___ DATA RECORDS ___
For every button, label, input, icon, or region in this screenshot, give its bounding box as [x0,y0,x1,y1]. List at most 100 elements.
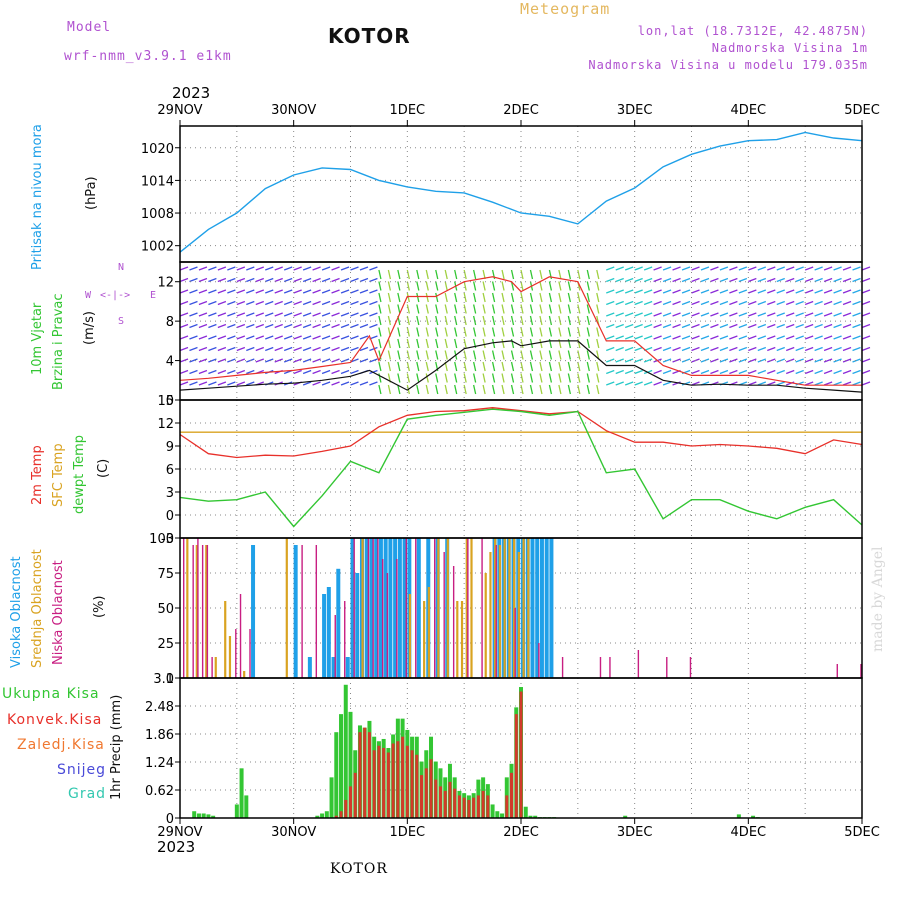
wind-barb [748,335,757,340]
low-cloud-bar [443,552,445,678]
mid-cloud-bar [503,538,506,678]
high-cloud-bar [402,538,407,678]
wind-barb [719,312,729,317]
wind-barb [331,312,340,317]
wind-barb [681,266,691,271]
wind-barb [842,358,852,363]
wind-barb [198,346,208,352]
wind-barb [700,277,710,283]
time-label-top: 30NOV [271,103,316,118]
wind-barb [861,277,871,283]
wind-barb [767,346,776,352]
precip-conv-bar [510,772,514,818]
wind-barb [748,312,757,317]
wind-barb [217,312,227,317]
wind-barb [795,323,804,329]
wind-barb [539,327,543,337]
wind-barb [833,266,842,271]
wind-barb [435,327,439,337]
wind-barb [302,312,312,317]
temperature-tick-label: 0 [166,509,174,524]
wind-barb [340,312,350,317]
wind-barb [293,312,302,317]
wind-barb [406,350,410,360]
wind-barb [491,338,496,349]
wind-barb [359,335,369,340]
wind-barb [653,323,662,329]
wind-barb [729,312,738,317]
low-cloud-bar [201,545,204,678]
wind-barb [236,381,246,386]
wind-barb [387,304,392,314]
wind-barb [767,323,776,329]
wind-tick-label: 12 [157,276,174,291]
wind-barb [482,350,486,360]
wind-barb [302,346,312,352]
wind-barb [710,346,719,352]
wind-barb [776,289,785,294]
wind-barb [387,361,392,372]
wind-barb [274,346,283,352]
wind-barb [719,369,729,375]
wind-barb [416,384,420,395]
wind-tick-label: 0 [166,394,174,409]
wind-barb [425,327,429,337]
wind-barb [842,300,852,306]
wind-barb [719,289,729,294]
wind-barb [378,361,382,372]
wind-barb [738,300,748,306]
wind-barb [189,289,198,294]
wind-barb [359,323,369,329]
precip-conv-bar [472,797,476,818]
wind-barb [425,269,429,280]
precip-total-bar [234,804,239,818]
wind-barb [312,358,321,363]
wind-barb [179,277,189,283]
wind-barb [416,361,420,372]
wind-barb [227,277,236,283]
wind-barb [776,335,785,340]
wind-barb [246,335,255,340]
precip-total-bar [315,815,320,818]
wind-barb [350,277,359,283]
wind-barb [700,312,710,317]
wind-barb [558,350,562,360]
wind-barb [406,269,410,280]
precip-conv-bar [486,795,490,818]
wind-barb [350,312,359,317]
high-cloud-bar [369,538,374,678]
wind-barb [378,373,382,383]
wind-barb [729,369,738,375]
low-cloud-bar [353,538,355,678]
wind-barb [634,300,643,306]
wind-barb [852,381,861,386]
wind-barb [861,346,871,352]
precip-conv-bar [434,779,438,818]
wind-barb [293,369,302,375]
wind-barb [615,266,624,271]
precip-total-bar [320,813,325,818]
wind-barb [548,350,553,360]
wind-barb [359,312,369,317]
wind-barb [814,335,823,340]
wind-barb [302,358,312,363]
wind-barb [217,358,227,363]
wind-barb [662,312,672,317]
wind-barb [757,369,767,375]
compass-icon: <-|-> [100,290,131,301]
high-cloud-bar [549,538,554,678]
elevation-label: Nadmorska Visina 1m [711,41,868,55]
high-cloud-bar [393,538,398,678]
wind-barb [700,358,710,363]
wind-barb [454,292,458,303]
wind-barb [767,277,776,283]
wind-barb [823,335,833,340]
wind-barb [804,369,814,375]
wind-barb [416,338,420,349]
wind-barb [406,292,410,303]
wind-barb [369,300,378,306]
wind-barb [662,323,672,329]
temperature-tick-label: 12 [157,417,174,432]
wind-barb [501,304,505,314]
___
DESCRIPTION OF THE TASK
Can you write out all the lines above again, switching every "wind-barb" to "wind-arrow" and changing nothing else? Leave the pictures out.

RESULT BELOW
For every button, label, input, icon, or region in this screenshot, give its bounding box as [x0,y0,x1,y1]. List at most 100 elements.
wind-arrow [748,335,757,340]
low-cloud-bar [443,552,445,678]
mid-cloud-bar [503,538,506,678]
high-cloud-bar [402,538,407,678]
wind-arrow [719,312,729,317]
wind-arrow [331,312,340,317]
wind-arrow [681,266,691,271]
wind-arrow [842,358,852,363]
wind-arrow [198,346,208,352]
wind-arrow [700,277,710,283]
time-label-top: 30NOV [271,103,316,118]
wind-arrow [861,277,871,283]
wind-arrow [767,346,776,352]
precip-conv-bar [510,772,514,818]
wind-arrow [748,312,757,317]
wind-arrow [217,312,227,317]
wind-arrow [795,323,804,329]
wind-arrow [539,327,543,337]
wind-arrow [833,266,842,271]
wind-arrow [435,327,439,337]
wind-arrow [302,312,312,317]
temperature-tick-label: 0 [166,509,174,524]
wind-arrow [340,312,350,317]
wind-arrow [293,312,302,317]
wind-arrow [406,350,410,360]
wind-arrow [491,338,496,349]
wind-arrow [359,335,369,340]
wind-arrow [653,323,662,329]
wind-arrow [729,312,738,317]
low-cloud-bar [201,545,204,678]
wind-arrow [236,381,246,386]
wind-arrow [387,304,392,314]
wind-arrow [767,323,776,329]
wind-tick-label: 12 [157,276,174,291]
wind-arrow [482,350,486,360]
wind-arrow [302,346,312,352]
wind-arrow [710,346,719,352]
wind-arrow [776,289,785,294]
wind-arrow [387,361,392,372]
wind-arrow [274,346,283,352]
wind-arrow [719,369,729,375]
wind-arrow [416,384,420,395]
wind-tick-label: 0 [166,394,174,409]
wind-arrow [425,327,429,337]
wind-arrow [842,300,852,306]
wind-arrow [719,289,729,294]
wind-arrow [378,361,382,372]
wind-arrow [738,300,748,306]
wind-arrow [189,289,198,294]
wind-arrow [359,323,369,329]
precip-conv-bar [472,797,476,818]
wind-arrow [425,269,429,280]
precip-total-bar [234,804,239,818]
wind-arrow [312,358,321,363]
wind-arrow [179,277,189,283]
wind-arrow [416,361,420,372]
wind-arrow [227,277,236,283]
wind-arrow [776,335,785,340]
wind-arrow [246,335,255,340]
precip-total-bar [315,815,320,818]
wind-arrow [350,277,359,283]
wind-arrow [700,312,710,317]
wind-arrow [558,350,562,360]
wind-arrow [406,269,410,280]
precip-conv-bar [486,795,490,818]
wind-arrow [350,312,359,317]
high-cloud-bar [369,538,374,678]
wind-arrow [378,373,382,383]
wind-arrow [729,369,738,375]
low-cloud-bar [353,538,355,678]
wind-arrow [634,300,643,306]
wind-arrow [852,381,861,386]
wind-arrow [861,346,871,352]
precip-conv-bar [434,779,438,818]
wind-arrow [293,369,302,375]
wind-arrow [615,266,624,271]
precip-total-bar [320,813,325,818]
wind-arrow [548,350,553,360]
wind-arrow [359,312,369,317]
wind-arrow [814,335,823,340]
wind-arrow [302,358,312,363]
wind-arrow [217,358,227,363]
wind-arrow [662,312,672,317]
wind-arrow [757,369,767,375]
compass-icon: <-|-> [100,290,131,301]
high-cloud-bar [549,538,554,678]
elevation-label: Nadmorska Visina 1m [711,41,868,55]
high-cloud-bar [393,538,398,678]
wind-arrow [700,358,710,363]
wind-arrow [454,292,458,303]
wind-arrow [767,277,776,283]
wind-arrow [823,335,833,340]
wind-arrow [804,369,814,375]
wind-arrow [416,338,420,349]
wind-arrow [406,292,410,303]
wind-arrow [369,300,378,306]
wind-arrow [662,323,672,329]
temperature-tick-label: 12 [157,417,174,432]
wind-arrow [501,304,505,314]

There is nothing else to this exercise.